What you will do:
Find every line below that contains the word "omoricinal" and copy it out.

Given data:
========================================
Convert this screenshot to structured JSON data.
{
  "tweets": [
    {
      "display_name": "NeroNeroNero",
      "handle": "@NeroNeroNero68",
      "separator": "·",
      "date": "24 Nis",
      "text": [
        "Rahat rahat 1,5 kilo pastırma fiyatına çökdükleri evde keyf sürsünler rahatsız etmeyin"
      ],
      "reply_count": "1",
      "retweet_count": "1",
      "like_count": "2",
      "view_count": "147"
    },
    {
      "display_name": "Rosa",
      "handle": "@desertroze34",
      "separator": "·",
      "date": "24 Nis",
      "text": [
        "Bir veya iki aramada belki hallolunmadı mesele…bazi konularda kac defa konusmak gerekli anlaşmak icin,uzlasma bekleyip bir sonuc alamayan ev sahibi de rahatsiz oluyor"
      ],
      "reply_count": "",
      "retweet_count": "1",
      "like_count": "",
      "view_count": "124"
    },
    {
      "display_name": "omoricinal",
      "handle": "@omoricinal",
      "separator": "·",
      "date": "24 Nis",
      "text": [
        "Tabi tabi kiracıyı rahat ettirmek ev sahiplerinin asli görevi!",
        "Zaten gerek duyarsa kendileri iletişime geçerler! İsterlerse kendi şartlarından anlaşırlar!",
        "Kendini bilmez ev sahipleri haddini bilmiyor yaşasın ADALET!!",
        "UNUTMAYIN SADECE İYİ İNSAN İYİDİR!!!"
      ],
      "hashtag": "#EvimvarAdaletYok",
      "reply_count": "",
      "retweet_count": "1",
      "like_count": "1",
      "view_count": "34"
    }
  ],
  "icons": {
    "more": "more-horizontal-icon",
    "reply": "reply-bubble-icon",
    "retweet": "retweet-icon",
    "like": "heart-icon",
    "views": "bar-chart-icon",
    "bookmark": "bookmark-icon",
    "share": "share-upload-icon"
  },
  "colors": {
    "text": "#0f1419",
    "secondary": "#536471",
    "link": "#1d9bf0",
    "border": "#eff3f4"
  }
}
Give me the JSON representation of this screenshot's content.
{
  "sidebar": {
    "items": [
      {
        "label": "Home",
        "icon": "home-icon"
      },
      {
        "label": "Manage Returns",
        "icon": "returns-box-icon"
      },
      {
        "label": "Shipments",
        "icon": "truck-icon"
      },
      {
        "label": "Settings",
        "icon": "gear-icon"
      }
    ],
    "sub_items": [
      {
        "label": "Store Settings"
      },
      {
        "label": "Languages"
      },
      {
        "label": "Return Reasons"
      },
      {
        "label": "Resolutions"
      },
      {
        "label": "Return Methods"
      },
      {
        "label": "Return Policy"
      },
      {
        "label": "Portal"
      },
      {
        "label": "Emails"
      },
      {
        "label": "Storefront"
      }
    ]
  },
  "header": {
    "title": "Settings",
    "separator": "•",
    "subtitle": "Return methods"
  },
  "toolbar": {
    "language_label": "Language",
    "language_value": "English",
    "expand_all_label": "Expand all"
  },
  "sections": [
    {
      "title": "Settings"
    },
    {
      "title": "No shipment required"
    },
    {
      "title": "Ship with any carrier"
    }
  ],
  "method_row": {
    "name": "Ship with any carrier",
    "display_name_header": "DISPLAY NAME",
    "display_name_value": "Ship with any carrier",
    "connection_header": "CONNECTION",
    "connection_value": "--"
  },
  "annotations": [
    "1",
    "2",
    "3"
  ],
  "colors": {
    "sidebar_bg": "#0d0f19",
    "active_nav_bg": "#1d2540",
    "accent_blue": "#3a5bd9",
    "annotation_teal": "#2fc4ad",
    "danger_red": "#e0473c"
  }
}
========================================
Problem solution:
      "display_name": "omoricinal",
      "handle": "@omoricinal",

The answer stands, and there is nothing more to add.